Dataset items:
☆ ☆ ☆ ☆
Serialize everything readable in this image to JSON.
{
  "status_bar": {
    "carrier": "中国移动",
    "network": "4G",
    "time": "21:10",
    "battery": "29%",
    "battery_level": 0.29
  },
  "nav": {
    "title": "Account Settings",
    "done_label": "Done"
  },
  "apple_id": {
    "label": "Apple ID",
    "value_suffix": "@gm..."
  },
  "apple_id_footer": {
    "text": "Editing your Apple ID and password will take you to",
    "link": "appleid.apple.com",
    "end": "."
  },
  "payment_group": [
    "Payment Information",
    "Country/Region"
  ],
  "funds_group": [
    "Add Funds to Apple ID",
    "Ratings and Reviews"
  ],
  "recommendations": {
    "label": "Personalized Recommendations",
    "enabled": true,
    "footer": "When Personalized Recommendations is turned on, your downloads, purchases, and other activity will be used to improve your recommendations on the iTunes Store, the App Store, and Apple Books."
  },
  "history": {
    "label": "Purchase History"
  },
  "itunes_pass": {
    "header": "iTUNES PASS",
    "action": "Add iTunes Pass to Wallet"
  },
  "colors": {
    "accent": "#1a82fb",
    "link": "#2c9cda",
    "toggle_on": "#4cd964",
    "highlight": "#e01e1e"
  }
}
☆ ☆ ☆ ☆
CHALLENGE. Make an exact copy of all the data.

THE SOLUTION.
Serialize everything readable in this image to JSON.
{
  "status_bar": {
    "carrier": "中国移动",
    "network": "4G",
    "time": "21:10",
    "battery": "29%",
    "battery_level": 0.29
  },
  "nav": {
    "title": "Account Settings",
    "done_label": "Done"
  },
  "apple_id": {
    "label": "Apple ID",
    "value_suffix": "@gm..."
  },
  "apple_id_footer": {
    "text": "Editing your Apple ID and password will take you to",
    "link": "appleid.apple.com",
    "end": "."
  },
  "payment_group": [
    "Payment Information",
    "Country/Region"
  ],
  "funds_group": [
    "Add Funds to Apple ID",
    "Ratings and Reviews"
  ],
  "recommendations": {
    "label": "Personalized Recommendations",
    "enabled": true,
    "footer": "When Personalized Recommendations is turned on, your downloads, purchases, and other activity will be used to improve your recommendations on the iTunes Store, the App Store, and Apple Books."
  },
  "history": {
    "label": "Purchase History"
  },
  "itunes_pass": {
    "header": "iTUNES PASS",
    "action": "Add iTunes Pass to Wallet"
  },
  "colors": {
    "accent": "#1a82fb",
    "link": "#2c9cda",
    "toggle_on": "#4cd964",
    "highlight": "#e01e1e"
  }
}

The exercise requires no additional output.